EXTRAIT ::
▶

Maître Baptiste Robelin, avocat spécialisé dans le domaine des baux commerciaux, décrypte le sujet pour vous.
SOMMAIRE :
- Bail commercial : dans quelles conditions une indemnité d’éviction est-elle due ?
- Bail commercial : comment déterminer le montant de l’indemnité d’éviction ?
- Bail commercial : un droit de repentir pour le bailleur
- Bail commercial : quand le locataire libère-t-il le local ?
- Bail commercial : les conséquences fiscales du versement de l’indemnité d’éviction
Bail commercial : dans quelles conditions une indemnité d’éviction est-elle due ?
A l'approche de l’expiration du bail commercial, le locataire du local dans lequel est exploité le fonds de commerce a la possibilité d’exercer son droit au renouvellement du bail commercial dans un délai de 6 mois avant la fin du contrat de bail.

◀

EXERCICES ::
1. Reproduisez à l'identique le passage de l'extrait sur le bail commercial situé entre "A l'approche de" et "contrat de bail.", bornes comprises.
2. Répondez aux questions suivantes à partir de l'extrait sur le bail commercial.
(a) Dans quel domaine Maître Baptiste Robelin est-il spécialisé ?
(b) Quel droit le sommaire reconnaît-il au bailleur ?
(c) Dans quel délai avant la fin du contrat de bail le locataire peut-il exercer son droit au renouvellement ?

DONNÉES BRUTES ::
▶

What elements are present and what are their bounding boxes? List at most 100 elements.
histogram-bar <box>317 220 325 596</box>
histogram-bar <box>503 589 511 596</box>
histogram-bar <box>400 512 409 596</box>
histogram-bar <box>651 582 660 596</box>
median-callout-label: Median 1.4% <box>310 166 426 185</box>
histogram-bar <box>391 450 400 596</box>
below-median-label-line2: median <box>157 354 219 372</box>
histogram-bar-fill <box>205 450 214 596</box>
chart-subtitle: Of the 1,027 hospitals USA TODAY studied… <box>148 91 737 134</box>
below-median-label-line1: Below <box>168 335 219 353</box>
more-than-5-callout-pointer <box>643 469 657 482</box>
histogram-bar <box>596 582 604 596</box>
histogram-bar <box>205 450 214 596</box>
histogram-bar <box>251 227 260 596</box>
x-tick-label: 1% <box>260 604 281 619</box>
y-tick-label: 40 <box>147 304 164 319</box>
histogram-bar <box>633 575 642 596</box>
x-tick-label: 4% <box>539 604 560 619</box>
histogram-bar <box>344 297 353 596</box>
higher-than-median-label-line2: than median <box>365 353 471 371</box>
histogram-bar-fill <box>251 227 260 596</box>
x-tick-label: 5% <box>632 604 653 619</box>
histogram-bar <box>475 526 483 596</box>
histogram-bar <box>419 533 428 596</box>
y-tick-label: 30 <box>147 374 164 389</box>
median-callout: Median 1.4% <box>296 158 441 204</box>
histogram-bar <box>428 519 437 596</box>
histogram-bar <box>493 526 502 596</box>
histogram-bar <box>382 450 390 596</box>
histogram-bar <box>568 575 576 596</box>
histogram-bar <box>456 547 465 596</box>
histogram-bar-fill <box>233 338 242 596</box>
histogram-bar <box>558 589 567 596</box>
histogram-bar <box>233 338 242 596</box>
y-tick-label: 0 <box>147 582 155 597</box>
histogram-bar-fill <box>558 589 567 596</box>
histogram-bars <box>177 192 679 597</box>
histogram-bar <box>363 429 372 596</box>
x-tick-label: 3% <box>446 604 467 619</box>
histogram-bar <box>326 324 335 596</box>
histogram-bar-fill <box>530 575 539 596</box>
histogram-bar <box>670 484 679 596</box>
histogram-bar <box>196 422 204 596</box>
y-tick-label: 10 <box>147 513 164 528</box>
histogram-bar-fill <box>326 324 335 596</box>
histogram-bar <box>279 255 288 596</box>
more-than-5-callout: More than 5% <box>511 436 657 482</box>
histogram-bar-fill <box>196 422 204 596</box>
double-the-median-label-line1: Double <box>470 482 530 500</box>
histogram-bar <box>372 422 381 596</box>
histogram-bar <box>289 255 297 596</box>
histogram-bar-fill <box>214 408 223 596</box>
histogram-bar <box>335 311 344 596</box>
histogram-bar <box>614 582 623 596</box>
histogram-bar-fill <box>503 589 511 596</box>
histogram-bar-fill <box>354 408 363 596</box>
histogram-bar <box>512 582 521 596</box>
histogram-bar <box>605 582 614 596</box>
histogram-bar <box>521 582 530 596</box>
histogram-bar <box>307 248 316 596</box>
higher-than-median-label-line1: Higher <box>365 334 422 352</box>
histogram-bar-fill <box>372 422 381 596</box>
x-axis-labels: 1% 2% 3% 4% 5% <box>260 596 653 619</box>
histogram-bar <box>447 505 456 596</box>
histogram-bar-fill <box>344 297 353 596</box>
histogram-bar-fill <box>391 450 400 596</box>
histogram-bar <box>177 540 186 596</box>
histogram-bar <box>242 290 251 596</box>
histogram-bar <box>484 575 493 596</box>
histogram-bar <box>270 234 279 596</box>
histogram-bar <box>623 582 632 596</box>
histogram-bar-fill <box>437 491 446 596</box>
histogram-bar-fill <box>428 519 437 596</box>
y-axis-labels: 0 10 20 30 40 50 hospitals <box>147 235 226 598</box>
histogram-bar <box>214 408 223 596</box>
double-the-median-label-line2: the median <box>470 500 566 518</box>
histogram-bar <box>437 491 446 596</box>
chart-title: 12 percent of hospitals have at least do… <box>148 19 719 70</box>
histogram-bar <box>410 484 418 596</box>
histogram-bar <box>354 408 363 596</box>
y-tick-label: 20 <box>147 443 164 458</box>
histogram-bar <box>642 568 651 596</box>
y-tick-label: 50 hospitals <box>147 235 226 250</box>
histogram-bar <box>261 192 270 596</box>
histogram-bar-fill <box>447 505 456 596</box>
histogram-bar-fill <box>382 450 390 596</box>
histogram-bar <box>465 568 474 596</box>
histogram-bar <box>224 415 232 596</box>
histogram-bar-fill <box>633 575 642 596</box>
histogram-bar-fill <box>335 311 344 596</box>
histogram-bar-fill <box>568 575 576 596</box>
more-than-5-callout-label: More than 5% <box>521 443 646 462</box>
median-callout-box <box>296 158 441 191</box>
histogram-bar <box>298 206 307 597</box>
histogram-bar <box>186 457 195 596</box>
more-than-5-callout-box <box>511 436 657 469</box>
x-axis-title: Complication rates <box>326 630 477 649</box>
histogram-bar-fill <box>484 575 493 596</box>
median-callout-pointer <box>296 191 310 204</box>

◀

CORRIGÉ DÉTAILLÉ ::
1.
A l'approche de l’expiration du bail commercial, le locataire du local dans lequel est exploité le fonds de commerce a la possibilité d’exercer son droit au renouvellement du bail commercial dans un délai de 6 mois avant la fin du contrat de bail.

2.
(a) Les baux commerciaux.
(b) Un droit de repentir.
(c) 6 mois.